- [EXERCISE TASK]: Every entry must be copied word for word.

□ □ □

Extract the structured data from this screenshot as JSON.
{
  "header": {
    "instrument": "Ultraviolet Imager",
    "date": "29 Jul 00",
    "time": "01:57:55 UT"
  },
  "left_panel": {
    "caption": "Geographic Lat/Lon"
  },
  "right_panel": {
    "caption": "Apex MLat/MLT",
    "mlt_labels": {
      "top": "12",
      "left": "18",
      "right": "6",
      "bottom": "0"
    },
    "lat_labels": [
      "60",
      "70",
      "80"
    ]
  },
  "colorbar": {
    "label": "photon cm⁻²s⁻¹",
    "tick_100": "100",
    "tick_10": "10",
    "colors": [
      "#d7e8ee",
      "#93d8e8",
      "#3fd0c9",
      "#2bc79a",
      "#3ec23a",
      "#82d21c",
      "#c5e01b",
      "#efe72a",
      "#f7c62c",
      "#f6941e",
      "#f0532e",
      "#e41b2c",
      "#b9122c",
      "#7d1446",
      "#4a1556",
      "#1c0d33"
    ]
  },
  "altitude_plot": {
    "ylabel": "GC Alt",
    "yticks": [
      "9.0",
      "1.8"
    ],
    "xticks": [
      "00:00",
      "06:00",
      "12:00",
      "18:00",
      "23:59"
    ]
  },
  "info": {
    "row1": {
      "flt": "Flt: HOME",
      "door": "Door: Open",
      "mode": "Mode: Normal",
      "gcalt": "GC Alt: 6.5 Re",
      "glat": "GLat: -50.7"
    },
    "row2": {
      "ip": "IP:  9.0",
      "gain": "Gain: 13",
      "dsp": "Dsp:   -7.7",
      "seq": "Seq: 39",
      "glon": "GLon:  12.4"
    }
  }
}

□ □ □

- [ANSWER]:
Extract the structured data from this screenshot as JSON.
{
  "header": {
    "instrument": "Ultraviolet Imager",
    "date": "29 Jul 00",
    "time": "01:57:55 UT"
  },
  "left_panel": {
    "caption": "Geographic Lat/Lon"
  },
  "right_panel": {
    "caption": "Apex MLat/MLT",
    "mlt_labels": {
      "top": "12",
      "left": "18",
      "right": "6",
      "bottom": "0"
    },
    "lat_labels": [
      "60",
      "70",
      "80"
    ]
  },
  "colorbar": {
    "label": "photon cm⁻²s⁻¹",
    "tick_100": "100",
    "tick_10": "10",
    "colors": [
      "#d7e8ee",
      "#93d8e8",
      "#3fd0c9",
      "#2bc79a",
      "#3ec23a",
      "#82d21c",
      "#c5e01b",
      "#efe72a",
      "#f7c62c",
      "#f6941e",
      "#f0532e",
      "#e41b2c",
      "#b9122c",
      "#7d1446",
      "#4a1556",
      "#1c0d33"
    ]
  },
  "altitude_plot": {
    "ylabel": "GC Alt",
    "yticks": [
      "9.0",
      "1.8"
    ],
    "xticks": [
      "00:00",
      "06:00",
      "12:00",
      "18:00",
      "23:59"
    ]
  },
  "info": {
    "row1": {
      "flt": "Flt: HOME",
      "door": "Door: Open",
      "mode": "Mode: Normal",
      "gcalt": "GC Alt: 6.5 Re",
      "glat": "GLat: -50.7"
    },
    "row2": {
      "ip": "IP:  9.0",
      "gain": "Gain: 13",
      "dsp": "Dsp:   -7.7",
      "seq": "Seq: 39",
      "glon": "GLon:  12.4"
    }
  }
}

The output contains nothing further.